- **Entries provided**:
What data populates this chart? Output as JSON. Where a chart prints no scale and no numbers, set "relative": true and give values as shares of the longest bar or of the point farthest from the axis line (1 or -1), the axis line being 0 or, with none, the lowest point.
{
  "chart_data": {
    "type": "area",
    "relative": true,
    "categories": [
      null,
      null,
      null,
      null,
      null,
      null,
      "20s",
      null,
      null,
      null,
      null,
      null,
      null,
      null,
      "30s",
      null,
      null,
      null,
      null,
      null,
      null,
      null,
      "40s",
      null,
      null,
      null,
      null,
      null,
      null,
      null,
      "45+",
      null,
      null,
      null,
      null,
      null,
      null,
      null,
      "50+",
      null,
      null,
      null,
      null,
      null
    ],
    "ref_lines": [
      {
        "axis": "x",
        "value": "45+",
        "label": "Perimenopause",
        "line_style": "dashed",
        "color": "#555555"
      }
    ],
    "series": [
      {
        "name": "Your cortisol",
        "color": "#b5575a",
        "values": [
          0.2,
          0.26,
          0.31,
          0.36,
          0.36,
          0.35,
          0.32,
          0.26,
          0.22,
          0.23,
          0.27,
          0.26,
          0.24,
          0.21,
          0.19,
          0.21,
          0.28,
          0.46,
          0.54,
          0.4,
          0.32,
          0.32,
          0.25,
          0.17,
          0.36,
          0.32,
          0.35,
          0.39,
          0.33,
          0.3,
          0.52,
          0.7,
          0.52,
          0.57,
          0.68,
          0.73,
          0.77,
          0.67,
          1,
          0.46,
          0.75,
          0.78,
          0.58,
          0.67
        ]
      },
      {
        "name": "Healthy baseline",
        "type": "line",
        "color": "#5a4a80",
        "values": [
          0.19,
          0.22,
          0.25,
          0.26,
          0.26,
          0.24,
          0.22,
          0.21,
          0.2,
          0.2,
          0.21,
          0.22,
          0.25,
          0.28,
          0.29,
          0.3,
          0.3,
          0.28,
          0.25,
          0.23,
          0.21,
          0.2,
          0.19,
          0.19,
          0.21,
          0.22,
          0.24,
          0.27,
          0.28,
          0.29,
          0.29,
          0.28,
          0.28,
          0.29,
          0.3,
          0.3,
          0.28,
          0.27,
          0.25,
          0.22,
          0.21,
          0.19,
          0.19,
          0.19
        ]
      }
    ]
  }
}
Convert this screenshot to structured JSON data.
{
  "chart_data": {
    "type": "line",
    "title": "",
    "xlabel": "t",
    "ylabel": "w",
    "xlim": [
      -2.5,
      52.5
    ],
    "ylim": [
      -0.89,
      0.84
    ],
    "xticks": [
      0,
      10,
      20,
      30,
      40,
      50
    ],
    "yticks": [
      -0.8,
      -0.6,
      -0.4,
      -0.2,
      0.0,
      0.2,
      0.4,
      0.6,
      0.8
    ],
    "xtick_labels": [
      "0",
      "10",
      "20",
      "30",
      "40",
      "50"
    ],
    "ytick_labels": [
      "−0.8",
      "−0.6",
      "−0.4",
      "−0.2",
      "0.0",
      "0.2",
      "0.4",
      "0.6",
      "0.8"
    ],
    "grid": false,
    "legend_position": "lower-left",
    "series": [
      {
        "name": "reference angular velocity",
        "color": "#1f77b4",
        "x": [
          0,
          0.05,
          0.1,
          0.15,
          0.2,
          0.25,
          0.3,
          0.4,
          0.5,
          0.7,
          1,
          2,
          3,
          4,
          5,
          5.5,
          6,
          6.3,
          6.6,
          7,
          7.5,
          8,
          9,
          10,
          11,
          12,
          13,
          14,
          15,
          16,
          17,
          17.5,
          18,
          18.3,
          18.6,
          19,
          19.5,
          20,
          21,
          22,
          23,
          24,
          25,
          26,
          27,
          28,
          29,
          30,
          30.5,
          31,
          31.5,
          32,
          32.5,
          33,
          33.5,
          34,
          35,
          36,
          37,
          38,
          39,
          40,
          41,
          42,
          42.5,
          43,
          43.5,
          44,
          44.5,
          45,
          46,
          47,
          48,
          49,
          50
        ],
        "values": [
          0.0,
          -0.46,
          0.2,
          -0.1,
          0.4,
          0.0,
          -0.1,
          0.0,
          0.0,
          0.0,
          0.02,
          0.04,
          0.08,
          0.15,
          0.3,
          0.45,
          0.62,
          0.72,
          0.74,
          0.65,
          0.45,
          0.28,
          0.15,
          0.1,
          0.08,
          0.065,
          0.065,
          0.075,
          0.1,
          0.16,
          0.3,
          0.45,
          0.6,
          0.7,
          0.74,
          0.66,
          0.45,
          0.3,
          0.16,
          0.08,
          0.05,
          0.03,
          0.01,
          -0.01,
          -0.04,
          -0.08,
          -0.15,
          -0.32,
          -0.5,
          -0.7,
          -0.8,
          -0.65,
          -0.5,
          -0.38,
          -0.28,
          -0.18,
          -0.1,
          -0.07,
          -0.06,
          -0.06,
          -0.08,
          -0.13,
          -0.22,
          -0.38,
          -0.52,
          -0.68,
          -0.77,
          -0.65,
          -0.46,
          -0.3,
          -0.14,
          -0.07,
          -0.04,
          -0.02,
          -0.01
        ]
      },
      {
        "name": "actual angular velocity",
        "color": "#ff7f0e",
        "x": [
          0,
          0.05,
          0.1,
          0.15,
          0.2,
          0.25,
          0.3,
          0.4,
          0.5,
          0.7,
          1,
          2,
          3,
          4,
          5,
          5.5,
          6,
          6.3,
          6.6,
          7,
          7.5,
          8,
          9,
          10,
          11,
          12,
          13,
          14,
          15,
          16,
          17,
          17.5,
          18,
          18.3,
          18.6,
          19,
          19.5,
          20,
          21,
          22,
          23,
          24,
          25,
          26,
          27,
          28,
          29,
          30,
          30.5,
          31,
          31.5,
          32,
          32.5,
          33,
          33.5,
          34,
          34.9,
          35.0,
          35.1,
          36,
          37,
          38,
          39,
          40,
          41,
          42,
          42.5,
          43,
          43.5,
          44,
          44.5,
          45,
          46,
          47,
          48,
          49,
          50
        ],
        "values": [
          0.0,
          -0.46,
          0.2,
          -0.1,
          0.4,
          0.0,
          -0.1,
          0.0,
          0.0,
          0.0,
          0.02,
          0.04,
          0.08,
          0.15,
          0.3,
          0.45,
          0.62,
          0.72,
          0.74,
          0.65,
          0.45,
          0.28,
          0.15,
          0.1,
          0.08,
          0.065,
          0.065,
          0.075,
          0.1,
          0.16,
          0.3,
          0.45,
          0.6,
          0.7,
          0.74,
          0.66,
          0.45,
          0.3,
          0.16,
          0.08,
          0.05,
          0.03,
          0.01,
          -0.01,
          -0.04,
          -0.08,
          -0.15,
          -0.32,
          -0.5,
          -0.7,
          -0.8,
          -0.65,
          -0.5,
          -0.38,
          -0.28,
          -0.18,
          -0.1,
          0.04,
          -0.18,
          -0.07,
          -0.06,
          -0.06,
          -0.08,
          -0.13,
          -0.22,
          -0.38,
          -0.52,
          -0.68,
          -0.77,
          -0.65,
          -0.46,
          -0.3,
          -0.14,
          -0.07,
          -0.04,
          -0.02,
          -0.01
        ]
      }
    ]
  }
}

- **Exercise brief**:
Above are the records; copy every line in them that holds the word "name".

- **Complete output**:
        "name": "Your cortisol",
        "name": "Healthy baseline",
        "name": "reference angular velocity",
        "name": "actual angular velocity",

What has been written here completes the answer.